_REQUEST_
Of all the lines in the records, how many hold the word "Crear"? Answer with the number only.

Stored data
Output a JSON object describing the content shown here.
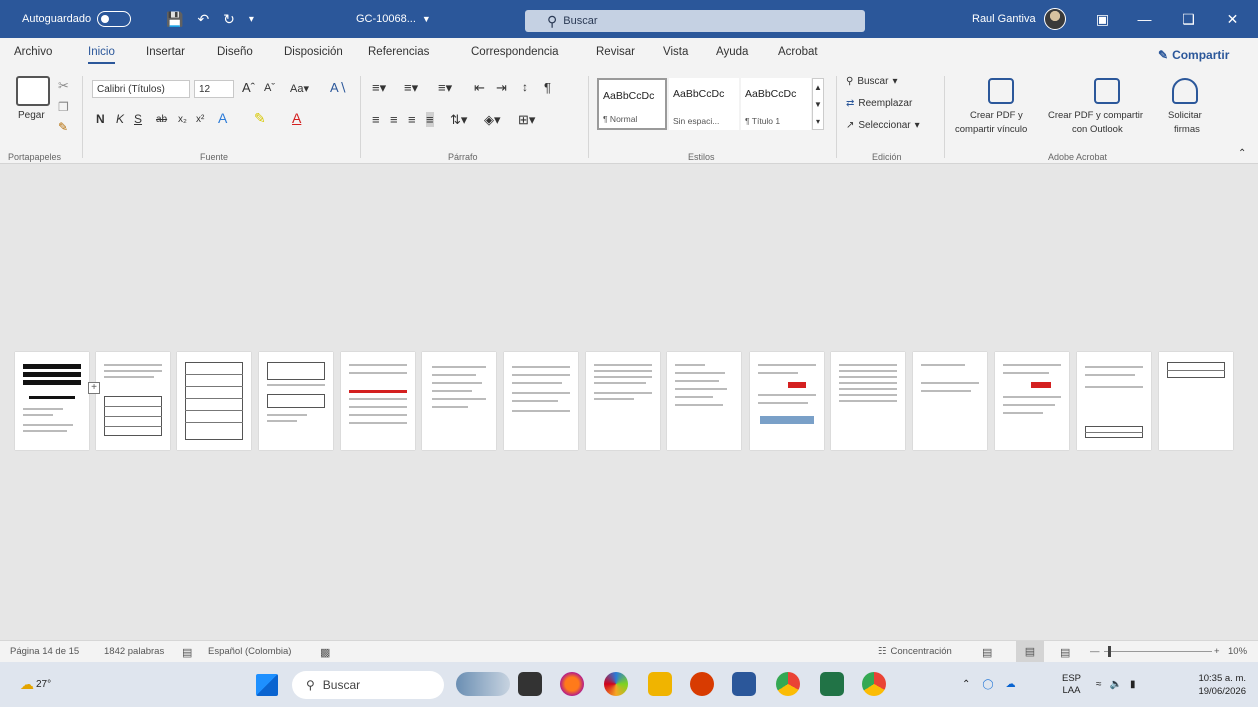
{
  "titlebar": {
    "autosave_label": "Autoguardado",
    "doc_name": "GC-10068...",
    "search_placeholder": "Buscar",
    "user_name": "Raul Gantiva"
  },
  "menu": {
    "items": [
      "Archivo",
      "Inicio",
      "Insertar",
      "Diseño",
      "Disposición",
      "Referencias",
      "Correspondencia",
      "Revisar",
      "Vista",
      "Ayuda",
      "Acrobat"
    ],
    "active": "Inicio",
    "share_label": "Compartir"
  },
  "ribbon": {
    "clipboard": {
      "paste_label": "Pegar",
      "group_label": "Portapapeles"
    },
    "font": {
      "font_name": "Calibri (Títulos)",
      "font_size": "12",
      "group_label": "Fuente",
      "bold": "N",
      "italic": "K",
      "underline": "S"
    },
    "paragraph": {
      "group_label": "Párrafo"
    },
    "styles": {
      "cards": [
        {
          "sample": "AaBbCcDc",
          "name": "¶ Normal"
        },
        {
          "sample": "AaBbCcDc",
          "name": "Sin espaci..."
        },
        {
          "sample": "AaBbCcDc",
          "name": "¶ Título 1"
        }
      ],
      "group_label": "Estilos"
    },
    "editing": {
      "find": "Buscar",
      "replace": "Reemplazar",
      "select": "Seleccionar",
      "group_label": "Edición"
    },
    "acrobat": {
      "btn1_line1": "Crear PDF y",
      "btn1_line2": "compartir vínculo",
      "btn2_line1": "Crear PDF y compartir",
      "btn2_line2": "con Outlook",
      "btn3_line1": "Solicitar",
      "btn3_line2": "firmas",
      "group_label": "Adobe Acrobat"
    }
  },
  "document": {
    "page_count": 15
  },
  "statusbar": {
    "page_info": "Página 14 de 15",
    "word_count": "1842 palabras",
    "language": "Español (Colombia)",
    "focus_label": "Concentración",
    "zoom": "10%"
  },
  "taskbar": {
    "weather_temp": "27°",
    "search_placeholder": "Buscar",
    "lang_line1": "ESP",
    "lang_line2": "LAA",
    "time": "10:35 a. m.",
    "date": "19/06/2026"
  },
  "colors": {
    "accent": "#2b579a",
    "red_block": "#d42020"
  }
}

==

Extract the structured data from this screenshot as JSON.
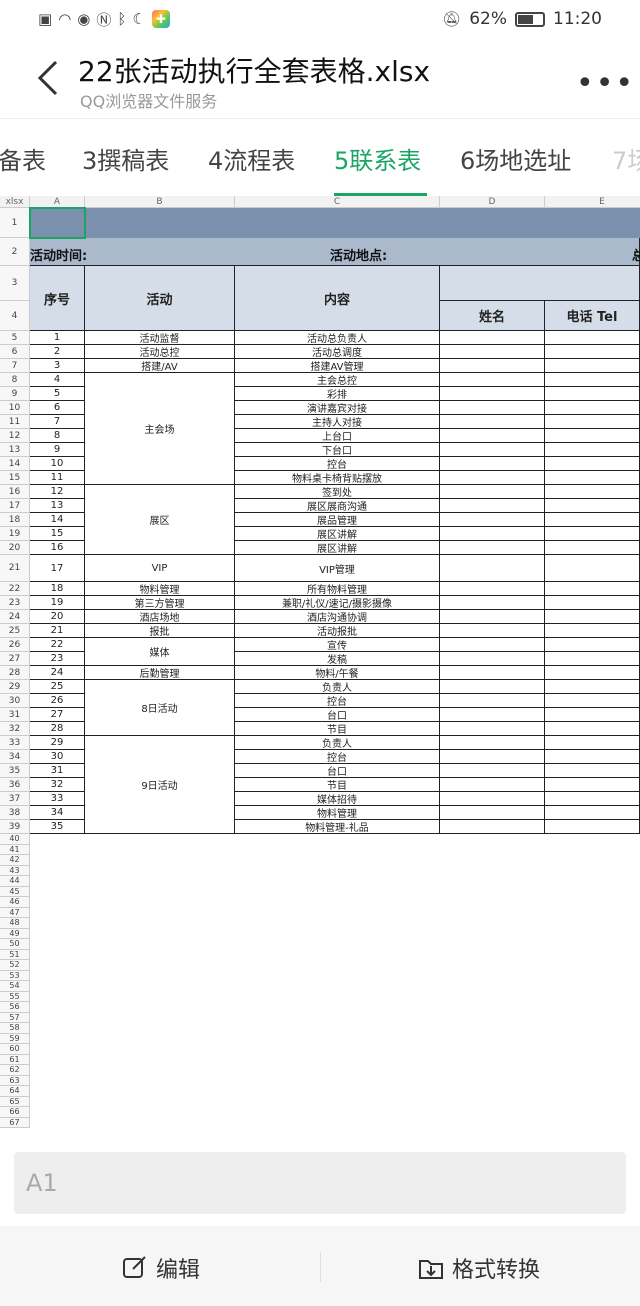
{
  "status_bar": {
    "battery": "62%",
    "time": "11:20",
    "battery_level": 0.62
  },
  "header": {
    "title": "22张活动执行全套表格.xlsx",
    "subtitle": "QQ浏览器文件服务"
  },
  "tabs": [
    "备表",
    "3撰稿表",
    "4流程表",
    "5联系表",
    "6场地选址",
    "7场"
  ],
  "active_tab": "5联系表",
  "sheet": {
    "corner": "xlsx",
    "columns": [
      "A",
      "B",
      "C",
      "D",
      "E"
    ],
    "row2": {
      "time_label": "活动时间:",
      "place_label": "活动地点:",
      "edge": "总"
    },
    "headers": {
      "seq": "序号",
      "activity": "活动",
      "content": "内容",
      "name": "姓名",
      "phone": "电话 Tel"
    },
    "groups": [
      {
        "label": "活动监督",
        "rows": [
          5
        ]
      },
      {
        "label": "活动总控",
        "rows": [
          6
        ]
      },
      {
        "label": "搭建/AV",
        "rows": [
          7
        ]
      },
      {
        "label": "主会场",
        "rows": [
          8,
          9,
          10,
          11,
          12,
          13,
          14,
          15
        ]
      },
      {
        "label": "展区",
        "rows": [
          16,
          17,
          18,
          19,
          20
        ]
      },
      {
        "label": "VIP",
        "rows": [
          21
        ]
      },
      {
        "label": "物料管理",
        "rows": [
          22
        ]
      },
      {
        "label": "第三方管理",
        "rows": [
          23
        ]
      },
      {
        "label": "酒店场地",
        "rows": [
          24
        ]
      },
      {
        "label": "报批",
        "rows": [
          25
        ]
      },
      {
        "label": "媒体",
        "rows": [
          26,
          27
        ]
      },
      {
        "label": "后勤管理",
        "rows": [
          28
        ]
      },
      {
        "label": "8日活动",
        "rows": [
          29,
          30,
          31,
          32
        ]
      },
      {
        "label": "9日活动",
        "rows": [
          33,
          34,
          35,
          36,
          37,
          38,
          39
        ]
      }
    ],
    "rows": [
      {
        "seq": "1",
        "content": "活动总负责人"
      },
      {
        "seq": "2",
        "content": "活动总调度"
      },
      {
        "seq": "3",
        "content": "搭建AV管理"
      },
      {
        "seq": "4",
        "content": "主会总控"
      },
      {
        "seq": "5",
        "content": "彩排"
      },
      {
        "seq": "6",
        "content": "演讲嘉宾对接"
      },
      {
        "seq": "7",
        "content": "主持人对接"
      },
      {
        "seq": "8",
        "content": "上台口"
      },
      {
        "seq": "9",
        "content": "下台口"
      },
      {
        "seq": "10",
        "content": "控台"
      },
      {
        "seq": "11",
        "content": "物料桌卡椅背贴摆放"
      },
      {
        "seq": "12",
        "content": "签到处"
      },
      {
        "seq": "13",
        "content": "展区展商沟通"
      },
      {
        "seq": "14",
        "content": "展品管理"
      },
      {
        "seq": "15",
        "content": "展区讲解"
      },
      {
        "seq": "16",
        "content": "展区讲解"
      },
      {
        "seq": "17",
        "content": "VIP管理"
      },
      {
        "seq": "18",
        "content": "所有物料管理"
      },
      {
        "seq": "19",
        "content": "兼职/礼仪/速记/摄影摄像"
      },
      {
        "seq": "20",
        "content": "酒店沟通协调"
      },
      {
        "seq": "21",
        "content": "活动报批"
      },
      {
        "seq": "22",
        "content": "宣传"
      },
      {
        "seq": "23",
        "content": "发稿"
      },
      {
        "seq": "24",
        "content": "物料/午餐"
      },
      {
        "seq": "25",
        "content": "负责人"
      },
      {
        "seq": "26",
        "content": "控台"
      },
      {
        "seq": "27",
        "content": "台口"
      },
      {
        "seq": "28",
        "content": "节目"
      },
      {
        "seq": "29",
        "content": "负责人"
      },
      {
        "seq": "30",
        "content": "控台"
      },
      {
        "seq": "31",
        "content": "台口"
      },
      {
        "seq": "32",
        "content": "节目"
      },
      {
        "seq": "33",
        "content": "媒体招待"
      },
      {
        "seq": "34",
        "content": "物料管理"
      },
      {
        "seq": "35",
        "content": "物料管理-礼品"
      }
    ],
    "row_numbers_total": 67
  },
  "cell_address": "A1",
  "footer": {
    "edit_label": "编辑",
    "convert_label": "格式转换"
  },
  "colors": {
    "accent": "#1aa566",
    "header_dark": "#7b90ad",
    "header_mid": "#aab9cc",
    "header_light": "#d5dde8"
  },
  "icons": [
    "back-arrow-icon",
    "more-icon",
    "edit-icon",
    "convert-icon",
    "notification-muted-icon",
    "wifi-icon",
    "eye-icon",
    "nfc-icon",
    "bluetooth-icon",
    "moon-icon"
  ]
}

_EXERCISE SOLUTION_
2